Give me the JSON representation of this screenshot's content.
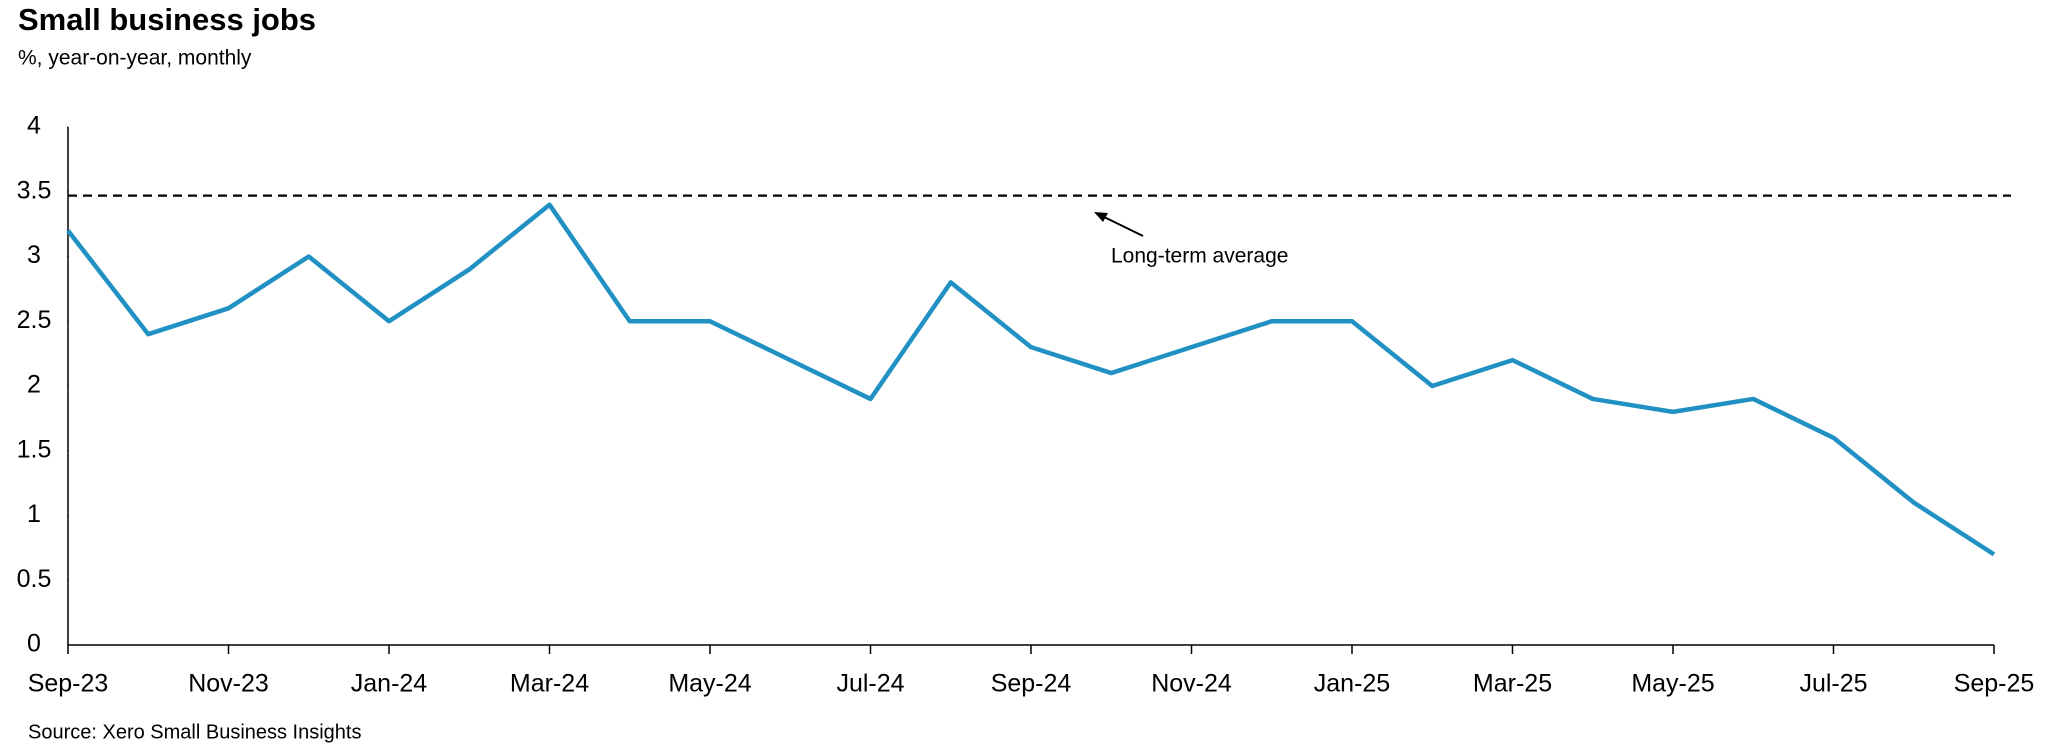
{
  "chart_data": {
    "type": "line",
    "title": "Small business jobs",
    "subtitle": "%, year-on-year, monthly",
    "source": "Source: Xero Small Business Insights",
    "categories": [
      "Sep-23",
      null,
      "Nov-23",
      null,
      "Jan-24",
      null,
      "Mar-24",
      null,
      "May-24",
      null,
      "Jul-24",
      null,
      "Sep-24",
      null,
      "Nov-24",
      null,
      "Jan-25",
      null,
      "Mar-25",
      null,
      "May-25",
      null,
      "Jul-25",
      null,
      "Sep-25"
    ],
    "series": [
      {
        "name": "Small business jobs",
        "color": "#2191c4",
        "values": [
          3.2,
          2.4,
          2.6,
          3.0,
          2.5,
          2.9,
          3.4,
          2.5,
          2.5,
          2.2,
          1.9,
          2.8,
          2.3,
          2.1,
          2.3,
          2.5,
          2.5,
          2.0,
          2.2,
          1.9,
          1.8,
          1.9,
          1.6,
          1.1,
          0.7
        ]
      }
    ],
    "reference_line": {
      "value": 3.47,
      "label": "Long-term average",
      "color": "#000000"
    },
    "ylim": [
      0,
      4
    ],
    "yticks": [
      0,
      0.5,
      1,
      1.5,
      2,
      2.5,
      3,
      3.5,
      4
    ],
    "grid": false
  }
}
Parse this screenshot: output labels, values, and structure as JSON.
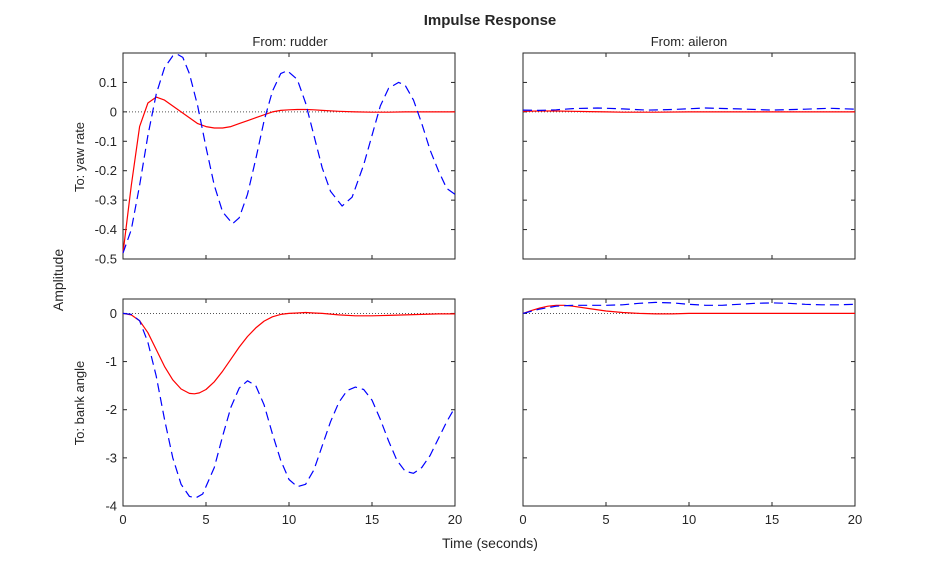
{
  "chart_data": {
    "type": "line",
    "title": "Impulse Response",
    "xlabel": "Time (seconds)",
    "ylabel": "Amplitude",
    "columns": [
      "From: rudder",
      "From: aileron"
    ],
    "rows": [
      "To: yaw rate",
      "To: bank angle"
    ],
    "xlim": [
      0,
      20
    ],
    "xticks": [
      0,
      5,
      10,
      15,
      20
    ],
    "grid": false,
    "colors": {
      "series_1": "#ff0000",
      "series_2": "#0000ff",
      "zero_line": "#555555"
    },
    "subplots": [
      {
        "row": 0,
        "col": 0,
        "ylim": [
          -0.5,
          0.2
        ],
        "yticks": [
          -0.5,
          -0.4,
          -0.3,
          -0.2,
          -0.1,
          0,
          0.1
        ],
        "series": [
          {
            "style": "solid",
            "color": "#ff0000",
            "x": [
              0,
              0.5,
              1,
              1.5,
              2,
              2.5,
              3,
              3.5,
              4,
              4.5,
              5,
              5.5,
              6,
              6.5,
              7,
              7.5,
              8,
              8.5,
              9,
              9.5,
              10,
              10.5,
              11,
              11.5,
              12,
              13,
              14,
              15,
              16,
              17,
              18,
              19,
              20
            ],
            "y": [
              -0.48,
              -0.25,
              -0.05,
              0.03,
              0.05,
              0.04,
              0.02,
              0.0,
              -0.02,
              -0.04,
              -0.05,
              -0.055,
              -0.055,
              -0.05,
              -0.04,
              -0.03,
              -0.02,
              -0.01,
              0.0,
              0.005,
              0.007,
              0.008,
              0.008,
              0.007,
              0.005,
              0.002,
              0.0,
              -0.001,
              -0.001,
              0.0,
              0.0,
              0.0,
              0.0
            ]
          },
          {
            "style": "dashed",
            "color": "#0000ff",
            "x": [
              0,
              0.5,
              1,
              1.5,
              2,
              2.5,
              3,
              3.3,
              3.6,
              4,
              4.5,
              5,
              5.5,
              6,
              6.6,
              7,
              7.5,
              8,
              8.5,
              9,
              9.5,
              9.9,
              10.5,
              11,
              11.5,
              12,
              12.5,
              13.2,
              13.8,
              14.5,
              15,
              15.5,
              16,
              16.6,
              17,
              17.5,
              18,
              18.5,
              19,
              19.5,
              20
            ],
            "y": [
              -0.48,
              -0.4,
              -0.25,
              -0.08,
              0.06,
              0.15,
              0.19,
              0.195,
              0.185,
              0.13,
              0.02,
              -0.12,
              -0.25,
              -0.34,
              -0.38,
              -0.36,
              -0.28,
              -0.16,
              -0.03,
              0.07,
              0.13,
              0.14,
              0.11,
              0.03,
              -0.08,
              -0.19,
              -0.27,
              -0.32,
              -0.29,
              -0.18,
              -0.08,
              0.02,
              0.08,
              0.1,
              0.09,
              0.04,
              -0.04,
              -0.13,
              -0.2,
              -0.26,
              -0.28
            ]
          }
        ]
      },
      {
        "row": 0,
        "col": 1,
        "ylim": [
          -0.5,
          0.2
        ],
        "yticks": [],
        "series": [
          {
            "style": "solid",
            "color": "#ff0000",
            "x": [
              0,
              1,
              2,
              3,
              4,
              5,
              6,
              8,
              10,
              12,
              14,
              16,
              18,
              20
            ],
            "y": [
              0.002,
              0.003,
              0.003,
              0.002,
              0.001,
              0.0,
              -0.001,
              -0.001,
              0.0,
              0.0,
              0.0,
              0.0,
              0.0,
              0.0
            ]
          },
          {
            "style": "dashed",
            "color": "#0000ff",
            "x": [
              0,
              1,
              2,
              3,
              4.5,
              6,
              7.5,
              9,
              11,
              13,
              15,
              17,
              18.5,
              20
            ],
            "y": [
              0.006,
              0.005,
              0.007,
              0.011,
              0.013,
              0.01,
              0.006,
              0.008,
              0.013,
              0.01,
              0.006,
              0.009,
              0.012,
              0.009
            ]
          }
        ]
      },
      {
        "row": 1,
        "col": 0,
        "ylim": [
          -4,
          0.3
        ],
        "yticks": [
          -4,
          -3,
          -2,
          -1,
          0
        ],
        "series": [
          {
            "style": "solid",
            "color": "#ff0000",
            "x": [
              0,
              0.5,
              1,
              1.5,
              2,
              2.5,
              3,
              3.5,
              4,
              4.3,
              4.6,
              5,
              5.5,
              6,
              6.5,
              7,
              7.5,
              8,
              8.5,
              9,
              9.5,
              10,
              10.5,
              11,
              11.5,
              12,
              13,
              14,
              15,
              16,
              17,
              18,
              19,
              20
            ],
            "y": [
              0.0,
              -0.03,
              -0.15,
              -0.4,
              -0.75,
              -1.1,
              -1.38,
              -1.57,
              -1.66,
              -1.67,
              -1.65,
              -1.58,
              -1.42,
              -1.2,
              -0.95,
              -0.7,
              -0.48,
              -0.3,
              -0.16,
              -0.07,
              -0.02,
              0.0,
              0.01,
              0.02,
              0.01,
              0.0,
              -0.03,
              -0.05,
              -0.05,
              -0.04,
              -0.03,
              -0.02,
              -0.01,
              -0.01
            ]
          },
          {
            "style": "dashed",
            "color": "#0000ff",
            "x": [
              0,
              0.5,
              1,
              1.5,
              2,
              2.5,
              3,
              3.5,
              4,
              4.4,
              4.8,
              5.5,
              6,
              6.5,
              7,
              7.5,
              8,
              8.5,
              9,
              9.5,
              10,
              10.5,
              11,
              11.5,
              12,
              12.5,
              13,
              13.5,
              14,
              14.5,
              15,
              15.5,
              16,
              16.5,
              17,
              17.5,
              18,
              18.5,
              19,
              19.5,
              20
            ],
            "y": [
              0.0,
              -0.02,
              -0.15,
              -0.6,
              -1.3,
              -2.2,
              -3.0,
              -3.55,
              -3.8,
              -3.83,
              -3.75,
              -3.2,
              -2.55,
              -1.95,
              -1.55,
              -1.4,
              -1.5,
              -1.9,
              -2.5,
              -3.05,
              -3.45,
              -3.6,
              -3.55,
              -3.25,
              -2.75,
              -2.25,
              -1.85,
              -1.6,
              -1.53,
              -1.58,
              -1.8,
              -2.2,
              -2.65,
              -3.05,
              -3.28,
              -3.32,
              -3.2,
              -2.95,
              -2.6,
              -2.25,
              -1.95
            ]
          }
        ]
      },
      {
        "row": 1,
        "col": 1,
        "ylim": [
          -4,
          0.3
        ],
        "yticks": [],
        "series": [
          {
            "style": "solid",
            "color": "#ff0000",
            "x": [
              0,
              0.5,
              1,
              1.5,
              2,
              2.5,
              3,
              4,
              5,
              6,
              7,
              8,
              9,
              10,
              12,
              14,
              16,
              18,
              20
            ],
            "y": [
              0.0,
              0.06,
              0.11,
              0.15,
              0.17,
              0.17,
              0.15,
              0.1,
              0.05,
              0.02,
              0.0,
              -0.01,
              -0.01,
              0.0,
              0.0,
              0.0,
              0.0,
              0.0,
              0.0
            ]
          },
          {
            "style": "dashed",
            "color": "#0000ff",
            "x": [
              0,
              1,
              2,
              3,
              4,
              5,
              6,
              7,
              8,
              9,
              10,
              11,
              12,
              13,
              14,
              15,
              16,
              17,
              18,
              19,
              20
            ],
            "y": [
              0.0,
              0.09,
              0.15,
              0.17,
              0.17,
              0.17,
              0.18,
              0.21,
              0.23,
              0.22,
              0.19,
              0.17,
              0.17,
              0.19,
              0.21,
              0.22,
              0.21,
              0.19,
              0.18,
              0.18,
              0.19
            ]
          }
        ]
      }
    ]
  }
}
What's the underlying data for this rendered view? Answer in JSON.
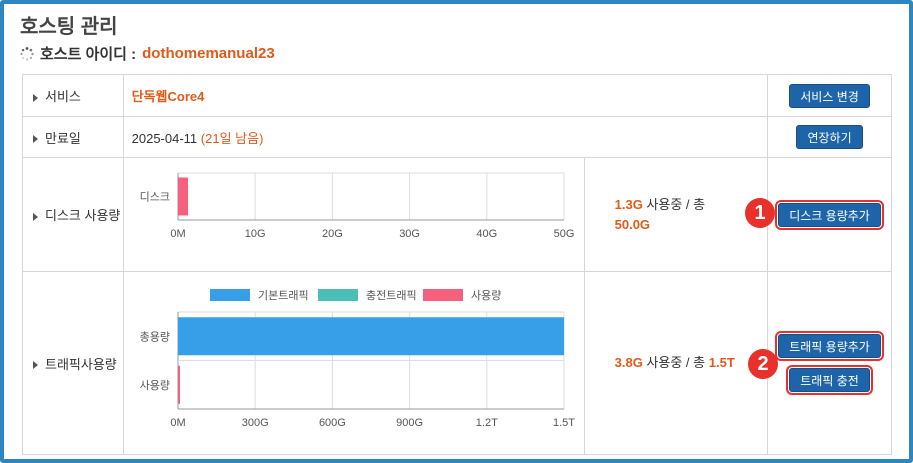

════════

## Job
Where a line above holds the string "jobs", show that line.

## Output of the task
    "title": "Small business jobs",
        "name": "Small business jobs",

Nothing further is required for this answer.